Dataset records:
■ ■ ■ ■ ■

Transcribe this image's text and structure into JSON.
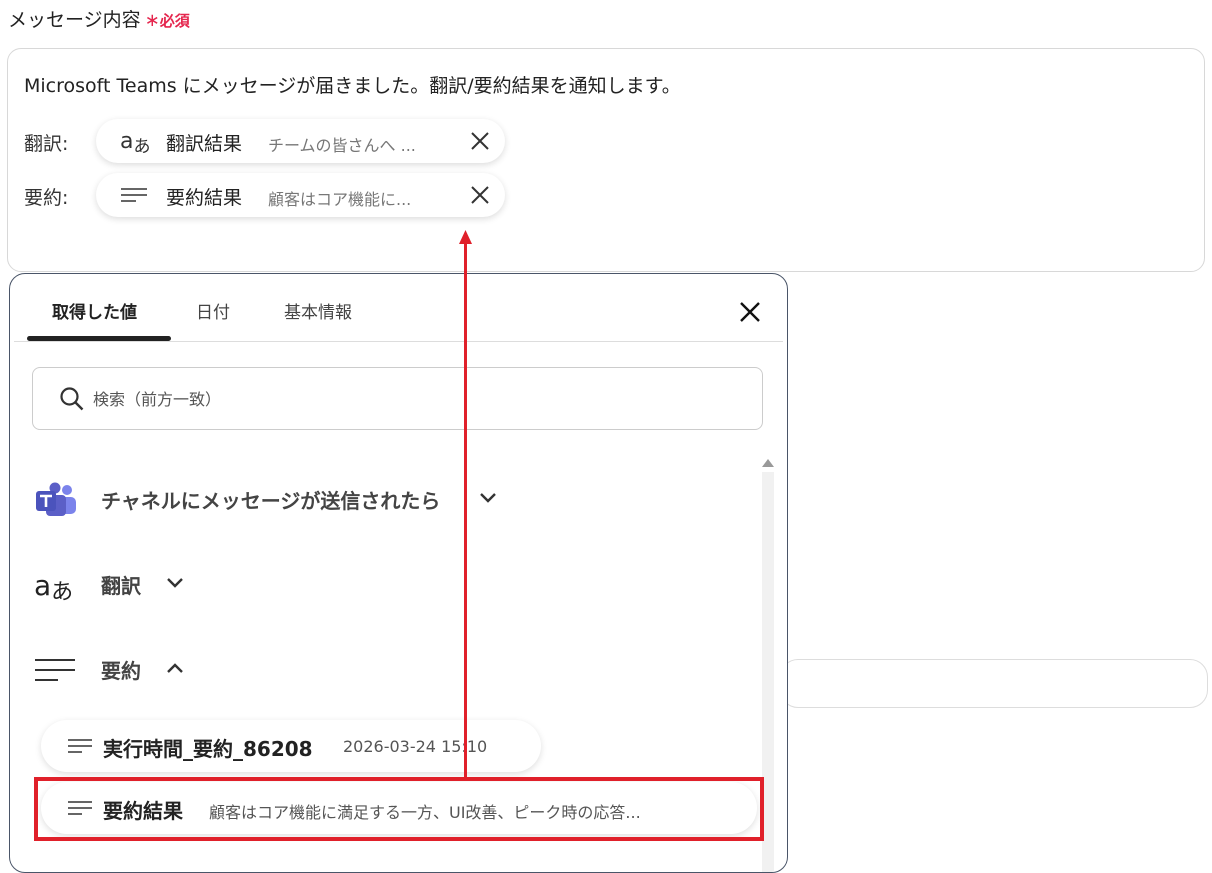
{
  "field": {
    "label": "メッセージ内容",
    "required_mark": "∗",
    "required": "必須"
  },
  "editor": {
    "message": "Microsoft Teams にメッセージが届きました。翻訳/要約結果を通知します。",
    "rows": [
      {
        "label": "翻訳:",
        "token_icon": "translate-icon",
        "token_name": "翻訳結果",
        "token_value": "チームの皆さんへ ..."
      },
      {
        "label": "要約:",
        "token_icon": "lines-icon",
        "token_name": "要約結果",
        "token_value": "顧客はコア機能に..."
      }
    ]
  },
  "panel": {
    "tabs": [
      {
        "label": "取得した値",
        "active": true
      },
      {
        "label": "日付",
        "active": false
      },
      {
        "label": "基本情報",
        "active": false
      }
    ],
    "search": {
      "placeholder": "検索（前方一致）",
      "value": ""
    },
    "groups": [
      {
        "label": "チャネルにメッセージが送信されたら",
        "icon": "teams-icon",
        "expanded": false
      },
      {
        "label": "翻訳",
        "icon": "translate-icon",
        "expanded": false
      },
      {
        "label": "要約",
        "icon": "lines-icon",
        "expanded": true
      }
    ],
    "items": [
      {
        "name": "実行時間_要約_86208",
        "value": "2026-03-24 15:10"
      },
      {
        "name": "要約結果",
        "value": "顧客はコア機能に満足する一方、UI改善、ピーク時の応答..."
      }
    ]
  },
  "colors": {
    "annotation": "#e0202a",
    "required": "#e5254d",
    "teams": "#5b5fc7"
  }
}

■ ■ ■ ■ ■

**GIVEN REQUEST**: Print the records above exactly as they stand, but leave out the pictures.

**ANSWER FOR THE TASK**:
Transcribe this image's text and structure into JSON.
{
  "field": {
    "label": "メッセージ内容",
    "required_mark": "∗",
    "required": "必須"
  },
  "editor": {
    "message": "Microsoft Teams にメッセージが届きました。翻訳/要約結果を通知します。",
    "rows": [
      {
        "label": "翻訳:",
        "token_icon": "translate-icon",
        "token_name": "翻訳結果",
        "token_value": "チームの皆さんへ ..."
      },
      {
        "label": "要約:",
        "token_icon": "lines-icon",
        "token_name": "要約結果",
        "token_value": "顧客はコア機能に..."
      }
    ]
  },
  "panel": {
    "tabs": [
      {
        "label": "取得した値",
        "active": true
      },
      {
        "label": "日付",
        "active": false
      },
      {
        "label": "基本情報",
        "active": false
      }
    ],
    "search": {
      "placeholder": "検索（前方一致）",
      "value": ""
    },
    "groups": [
      {
        "label": "チャネルにメッセージが送信されたら",
        "icon": "teams-icon",
        "expanded": false
      },
      {
        "label": "翻訳",
        "icon": "translate-icon",
        "expanded": false
      },
      {
        "label": "要約",
        "icon": "lines-icon",
        "expanded": true
      }
    ],
    "items": [
      {
        "name": "実行時間_要約_86208",
        "value": "2026-03-24 15:10"
      },
      {
        "name": "要約結果",
        "value": "顧客はコア機能に満足する一方、UI改善、ピーク時の応答..."
      }
    ]
  },
  "colors": {
    "annotation": "#e0202a",
    "required": "#e5254d",
    "teams": "#5b5fc7"
  }
}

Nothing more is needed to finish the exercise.